## Begin MATERIAL TO PROCESS

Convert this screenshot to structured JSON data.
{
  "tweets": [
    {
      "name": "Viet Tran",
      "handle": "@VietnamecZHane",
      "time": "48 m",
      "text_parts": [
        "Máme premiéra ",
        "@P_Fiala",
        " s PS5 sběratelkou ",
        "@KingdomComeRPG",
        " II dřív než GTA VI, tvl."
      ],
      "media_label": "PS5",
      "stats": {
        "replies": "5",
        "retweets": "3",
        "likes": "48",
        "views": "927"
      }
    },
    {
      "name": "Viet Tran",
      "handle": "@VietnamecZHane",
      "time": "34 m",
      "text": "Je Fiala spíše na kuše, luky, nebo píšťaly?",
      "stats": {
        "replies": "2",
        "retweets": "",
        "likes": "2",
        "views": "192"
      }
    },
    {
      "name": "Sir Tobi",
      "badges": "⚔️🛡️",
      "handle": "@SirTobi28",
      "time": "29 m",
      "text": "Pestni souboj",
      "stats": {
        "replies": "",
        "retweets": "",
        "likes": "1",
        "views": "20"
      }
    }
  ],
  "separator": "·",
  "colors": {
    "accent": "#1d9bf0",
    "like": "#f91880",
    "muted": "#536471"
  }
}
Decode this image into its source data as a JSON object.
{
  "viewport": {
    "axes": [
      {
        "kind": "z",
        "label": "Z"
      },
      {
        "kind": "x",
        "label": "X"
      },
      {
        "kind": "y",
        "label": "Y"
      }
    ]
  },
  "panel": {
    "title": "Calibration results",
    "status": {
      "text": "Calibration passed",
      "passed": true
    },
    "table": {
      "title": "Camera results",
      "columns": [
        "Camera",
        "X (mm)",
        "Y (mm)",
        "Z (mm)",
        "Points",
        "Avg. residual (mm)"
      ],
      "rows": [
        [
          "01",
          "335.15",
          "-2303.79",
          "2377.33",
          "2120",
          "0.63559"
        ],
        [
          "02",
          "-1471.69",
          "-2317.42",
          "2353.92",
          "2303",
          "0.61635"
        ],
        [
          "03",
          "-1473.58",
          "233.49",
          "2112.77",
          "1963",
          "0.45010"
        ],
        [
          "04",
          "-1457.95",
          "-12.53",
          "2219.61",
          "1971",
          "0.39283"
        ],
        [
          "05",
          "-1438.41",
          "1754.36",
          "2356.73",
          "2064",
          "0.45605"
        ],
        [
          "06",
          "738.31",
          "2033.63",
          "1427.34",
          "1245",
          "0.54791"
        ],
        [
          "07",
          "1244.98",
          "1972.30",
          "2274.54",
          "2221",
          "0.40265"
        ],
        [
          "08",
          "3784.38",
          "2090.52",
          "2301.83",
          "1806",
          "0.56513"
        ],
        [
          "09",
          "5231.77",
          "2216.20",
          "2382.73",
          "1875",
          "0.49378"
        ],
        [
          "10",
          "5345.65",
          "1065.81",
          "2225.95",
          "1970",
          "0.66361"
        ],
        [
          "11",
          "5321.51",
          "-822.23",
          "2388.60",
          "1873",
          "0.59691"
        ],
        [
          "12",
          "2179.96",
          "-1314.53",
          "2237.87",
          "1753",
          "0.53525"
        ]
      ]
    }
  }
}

## End MATERIAL TO PROCESS

• **AIM OF THE TASK**
Filter out every line that lacks the word "Calibration", and copy the rest.

• **OUTPUT FOR THIS TASK**
    "title": "Calibration results",
      "text": "Calibration passed",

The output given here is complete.